[Task goal] From the material below, list every line containing "fired".

[Record list]

****

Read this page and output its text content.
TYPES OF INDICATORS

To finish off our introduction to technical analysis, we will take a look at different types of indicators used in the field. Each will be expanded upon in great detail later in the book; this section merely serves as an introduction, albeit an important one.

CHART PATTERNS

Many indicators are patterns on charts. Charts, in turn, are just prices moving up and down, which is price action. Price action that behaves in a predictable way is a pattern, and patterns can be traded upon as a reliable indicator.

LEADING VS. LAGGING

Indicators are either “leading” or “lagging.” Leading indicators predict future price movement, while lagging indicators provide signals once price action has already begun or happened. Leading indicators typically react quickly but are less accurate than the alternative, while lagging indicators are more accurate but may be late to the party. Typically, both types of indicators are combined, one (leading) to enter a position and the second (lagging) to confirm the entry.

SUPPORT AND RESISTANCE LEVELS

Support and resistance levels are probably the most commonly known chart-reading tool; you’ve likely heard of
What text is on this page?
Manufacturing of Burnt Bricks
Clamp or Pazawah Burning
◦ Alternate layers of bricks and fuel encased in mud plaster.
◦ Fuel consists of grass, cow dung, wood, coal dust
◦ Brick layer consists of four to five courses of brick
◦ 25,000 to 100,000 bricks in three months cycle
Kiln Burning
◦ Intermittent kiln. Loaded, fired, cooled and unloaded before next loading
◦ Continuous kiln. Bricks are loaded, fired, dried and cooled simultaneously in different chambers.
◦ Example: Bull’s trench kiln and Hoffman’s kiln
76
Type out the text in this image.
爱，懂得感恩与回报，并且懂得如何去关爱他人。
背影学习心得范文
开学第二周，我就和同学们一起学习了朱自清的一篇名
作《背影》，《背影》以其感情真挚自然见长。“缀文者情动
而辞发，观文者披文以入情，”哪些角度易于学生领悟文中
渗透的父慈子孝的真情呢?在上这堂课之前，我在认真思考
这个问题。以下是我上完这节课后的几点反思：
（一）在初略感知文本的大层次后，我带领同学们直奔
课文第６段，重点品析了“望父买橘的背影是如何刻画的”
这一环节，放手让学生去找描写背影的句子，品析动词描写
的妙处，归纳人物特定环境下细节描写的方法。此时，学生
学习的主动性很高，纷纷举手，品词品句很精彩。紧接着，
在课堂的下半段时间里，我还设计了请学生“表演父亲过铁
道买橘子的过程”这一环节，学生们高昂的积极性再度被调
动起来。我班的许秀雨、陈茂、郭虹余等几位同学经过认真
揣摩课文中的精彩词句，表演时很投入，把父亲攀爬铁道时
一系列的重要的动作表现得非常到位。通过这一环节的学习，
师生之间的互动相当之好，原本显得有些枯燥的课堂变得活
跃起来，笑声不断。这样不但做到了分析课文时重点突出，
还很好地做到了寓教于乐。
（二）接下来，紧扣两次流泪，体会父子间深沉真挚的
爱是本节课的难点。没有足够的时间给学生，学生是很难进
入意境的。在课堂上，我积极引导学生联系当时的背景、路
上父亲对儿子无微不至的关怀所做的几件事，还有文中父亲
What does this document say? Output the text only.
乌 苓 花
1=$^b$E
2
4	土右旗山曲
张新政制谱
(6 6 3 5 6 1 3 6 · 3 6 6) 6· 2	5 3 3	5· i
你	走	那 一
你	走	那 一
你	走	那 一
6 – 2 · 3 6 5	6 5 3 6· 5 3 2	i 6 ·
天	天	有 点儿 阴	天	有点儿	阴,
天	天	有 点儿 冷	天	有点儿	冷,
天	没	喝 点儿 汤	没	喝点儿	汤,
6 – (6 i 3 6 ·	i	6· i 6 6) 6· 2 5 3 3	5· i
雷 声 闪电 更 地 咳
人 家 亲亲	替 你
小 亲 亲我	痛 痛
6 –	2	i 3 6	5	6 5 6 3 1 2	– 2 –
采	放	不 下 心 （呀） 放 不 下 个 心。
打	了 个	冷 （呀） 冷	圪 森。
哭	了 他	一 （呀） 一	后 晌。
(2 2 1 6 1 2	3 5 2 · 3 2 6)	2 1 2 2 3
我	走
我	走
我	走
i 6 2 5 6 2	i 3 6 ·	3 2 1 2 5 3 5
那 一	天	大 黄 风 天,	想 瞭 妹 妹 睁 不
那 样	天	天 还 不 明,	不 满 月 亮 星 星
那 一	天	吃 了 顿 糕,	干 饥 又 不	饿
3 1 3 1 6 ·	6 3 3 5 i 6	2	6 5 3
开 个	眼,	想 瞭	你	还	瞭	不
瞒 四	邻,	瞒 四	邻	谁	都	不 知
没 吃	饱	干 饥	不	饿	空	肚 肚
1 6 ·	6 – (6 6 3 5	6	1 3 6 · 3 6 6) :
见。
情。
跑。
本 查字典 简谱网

****

[Right answer]
◦ Intermittent kiln. Loaded, fired, cooled and unloaded before next loading
◦ Continuous kiln. Bricks are loaded, fired, dried and cooled simultaneously in different chambers.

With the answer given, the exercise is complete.